/---

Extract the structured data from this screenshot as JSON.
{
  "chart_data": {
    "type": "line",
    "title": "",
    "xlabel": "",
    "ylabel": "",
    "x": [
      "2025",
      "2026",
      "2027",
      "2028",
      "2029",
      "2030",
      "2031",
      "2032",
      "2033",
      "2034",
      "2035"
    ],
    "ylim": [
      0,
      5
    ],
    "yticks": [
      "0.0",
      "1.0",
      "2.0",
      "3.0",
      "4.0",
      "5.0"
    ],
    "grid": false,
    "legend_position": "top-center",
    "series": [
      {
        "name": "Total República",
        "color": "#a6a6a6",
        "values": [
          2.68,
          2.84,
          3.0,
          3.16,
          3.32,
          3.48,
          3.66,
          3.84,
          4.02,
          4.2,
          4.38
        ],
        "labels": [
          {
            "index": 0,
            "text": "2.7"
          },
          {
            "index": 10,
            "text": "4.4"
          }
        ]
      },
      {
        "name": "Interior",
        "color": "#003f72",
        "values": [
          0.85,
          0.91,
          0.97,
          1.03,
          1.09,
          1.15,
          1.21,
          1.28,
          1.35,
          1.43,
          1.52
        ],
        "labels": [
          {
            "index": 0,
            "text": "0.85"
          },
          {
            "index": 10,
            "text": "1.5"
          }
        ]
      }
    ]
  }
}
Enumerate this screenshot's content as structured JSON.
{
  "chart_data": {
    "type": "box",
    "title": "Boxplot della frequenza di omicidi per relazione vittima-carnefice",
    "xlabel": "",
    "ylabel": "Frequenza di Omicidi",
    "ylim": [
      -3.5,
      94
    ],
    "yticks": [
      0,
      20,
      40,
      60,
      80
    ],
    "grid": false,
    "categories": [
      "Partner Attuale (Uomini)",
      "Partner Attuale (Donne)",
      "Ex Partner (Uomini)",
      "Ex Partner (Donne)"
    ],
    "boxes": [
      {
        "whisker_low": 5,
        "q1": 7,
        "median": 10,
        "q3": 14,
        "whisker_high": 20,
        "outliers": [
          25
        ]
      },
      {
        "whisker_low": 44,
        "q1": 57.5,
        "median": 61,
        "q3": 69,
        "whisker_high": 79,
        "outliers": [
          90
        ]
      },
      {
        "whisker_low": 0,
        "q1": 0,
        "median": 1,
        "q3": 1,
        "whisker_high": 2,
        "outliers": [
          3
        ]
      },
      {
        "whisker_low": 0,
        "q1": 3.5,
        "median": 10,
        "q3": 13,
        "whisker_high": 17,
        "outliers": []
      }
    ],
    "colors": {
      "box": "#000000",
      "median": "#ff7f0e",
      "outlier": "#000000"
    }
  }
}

\---

Set down all of the data above, word for word.

WRITTEN RESPONSE |
Extract the structured data from this screenshot as JSON.
{
  "chart_data": {
    "type": "line",
    "title": "",
    "xlabel": "",
    "ylabel": "",
    "x": [
      "2025",
      "2026",
      "2027",
      "2028",
      "2029",
      "2030",
      "2031",
      "2032",
      "2033",
      "2034",
      "2035"
    ],
    "ylim": [
      0,
      5
    ],
    "yticks": [
      "0.0",
      "1.0",
      "2.0",
      "3.0",
      "4.0",
      "5.0"
    ],
    "grid": false,
    "legend_position": "top-center",
    "series": [
      {
        "name": "Total República",
        "color": "#a6a6a6",
        "values": [
          2.68,
          2.84,
          3.0,
          3.16,
          3.32,
          3.48,
          3.66,
          3.84,
          4.02,
          4.2,
          4.38
        ],
        "labels": [
          {
            "index": 0,
            "text": "2.7"
          },
          {
            "index": 10,
            "text": "4.4"
          }
        ]
      },
      {
        "name": "Interior",
        "color": "#003f72",
        "values": [
          0.85,
          0.91,
          0.97,
          1.03,
          1.09,
          1.15,
          1.21,
          1.28,
          1.35,
          1.43,
          1.52
        ],
        "labels": [
          {
            "index": 0,
            "text": "0.85"
          },
          {
            "index": 10,
            "text": "1.5"
          }
        ]
      }
    ]
  }
}
Enumerate this screenshot's content as structured JSON.
{
  "chart_data": {
    "type": "box",
    "title": "Boxplot della frequenza di omicidi per relazione vittima-carnefice",
    "xlabel": "",
    "ylabel": "Frequenza di Omicidi",
    "ylim": [
      -3.5,
      94
    ],
    "yticks": [
      0,
      20,
      40,
      60,
      80
    ],
    "grid": false,
    "categories": [
      "Partner Attuale (Uomini)",
      "Partner Attuale (Donne)",
      "Ex Partner (Uomini)",
      "Ex Partner (Donne)"
    ],
    "boxes": [
      {
        "whisker_low": 5,
        "q1": 7,
        "median": 10,
        "q3": 14,
        "whisker_high": 20,
        "outliers": [
          25
        ]
      },
      {
        "whisker_low": 44,
        "q1": 57.5,
        "median": 61,
        "q3": 69,
        "whisker_high": 79,
        "outliers": [
          90
        ]
      },
      {
        "whisker_low": 0,
        "q1": 0,
        "median": 1,
        "q3": 1,
        "whisker_high": 2,
        "outliers": [
          3
        ]
      },
      {
        "whisker_low": 0,
        "q1": 3.5,
        "median": 10,
        "q3": 13,
        "whisker_high": 17,
        "outliers": []
      }
    ],
    "colors": {
      "box": "#000000",
      "median": "#ff7f0e",
      "outlier": "#000000"
    }
  }
}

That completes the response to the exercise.